◆ Data provided:
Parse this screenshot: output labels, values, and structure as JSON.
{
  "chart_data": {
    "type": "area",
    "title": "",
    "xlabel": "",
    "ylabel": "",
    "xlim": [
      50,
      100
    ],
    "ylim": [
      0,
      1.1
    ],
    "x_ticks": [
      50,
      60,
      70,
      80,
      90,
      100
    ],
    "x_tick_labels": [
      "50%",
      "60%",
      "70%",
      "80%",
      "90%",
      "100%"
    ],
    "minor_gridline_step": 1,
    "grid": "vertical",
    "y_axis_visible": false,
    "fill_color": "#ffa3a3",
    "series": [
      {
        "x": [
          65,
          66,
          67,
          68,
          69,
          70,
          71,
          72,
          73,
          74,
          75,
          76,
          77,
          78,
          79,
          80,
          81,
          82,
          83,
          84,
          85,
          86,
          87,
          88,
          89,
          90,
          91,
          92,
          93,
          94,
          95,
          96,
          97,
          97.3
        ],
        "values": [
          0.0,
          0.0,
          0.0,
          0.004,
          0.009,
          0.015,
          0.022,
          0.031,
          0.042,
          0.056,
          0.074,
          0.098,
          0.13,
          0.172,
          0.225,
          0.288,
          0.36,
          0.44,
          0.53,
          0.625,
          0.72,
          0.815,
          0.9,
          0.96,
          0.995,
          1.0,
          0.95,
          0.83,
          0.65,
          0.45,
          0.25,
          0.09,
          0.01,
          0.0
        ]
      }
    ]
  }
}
--
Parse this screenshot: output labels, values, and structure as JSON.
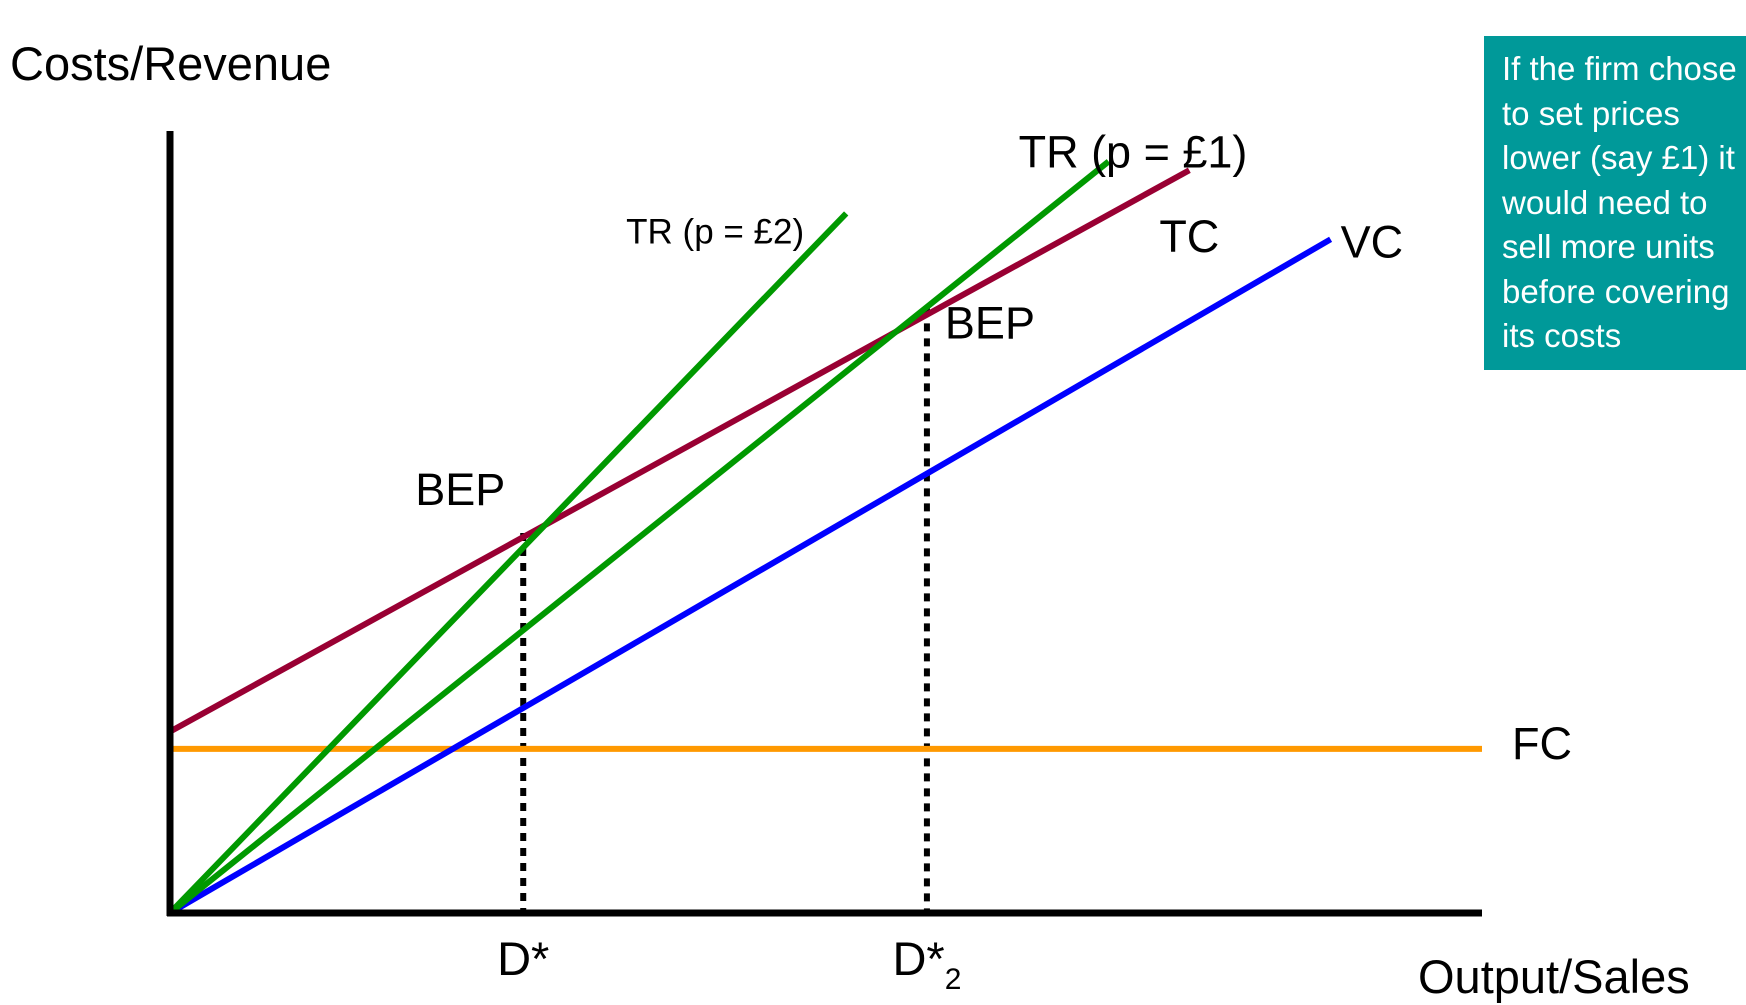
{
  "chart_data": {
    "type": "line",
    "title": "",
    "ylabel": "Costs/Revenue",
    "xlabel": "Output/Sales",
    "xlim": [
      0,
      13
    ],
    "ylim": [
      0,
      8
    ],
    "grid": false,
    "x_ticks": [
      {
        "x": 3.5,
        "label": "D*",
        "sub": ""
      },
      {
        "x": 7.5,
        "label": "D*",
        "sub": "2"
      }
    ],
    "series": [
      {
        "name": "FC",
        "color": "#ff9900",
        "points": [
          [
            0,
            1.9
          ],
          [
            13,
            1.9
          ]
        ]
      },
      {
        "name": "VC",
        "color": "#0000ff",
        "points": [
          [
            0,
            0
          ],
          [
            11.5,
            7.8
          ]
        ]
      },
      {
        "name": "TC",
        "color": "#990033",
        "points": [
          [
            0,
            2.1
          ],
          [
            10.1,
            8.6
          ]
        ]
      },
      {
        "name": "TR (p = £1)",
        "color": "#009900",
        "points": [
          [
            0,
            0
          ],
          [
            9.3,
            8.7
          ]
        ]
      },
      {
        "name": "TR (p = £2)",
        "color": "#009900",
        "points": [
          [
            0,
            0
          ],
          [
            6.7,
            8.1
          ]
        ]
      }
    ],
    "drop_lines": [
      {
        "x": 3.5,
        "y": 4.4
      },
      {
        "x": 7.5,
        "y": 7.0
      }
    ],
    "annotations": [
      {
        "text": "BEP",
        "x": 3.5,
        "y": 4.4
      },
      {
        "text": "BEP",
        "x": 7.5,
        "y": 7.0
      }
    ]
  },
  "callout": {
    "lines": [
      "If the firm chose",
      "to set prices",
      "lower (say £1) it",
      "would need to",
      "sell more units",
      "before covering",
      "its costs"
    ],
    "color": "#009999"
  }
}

◆ Exercise directions:
Looking at the records above, report how many lines contain the word "name". Answer with the number only.

◆ Answer in full:
5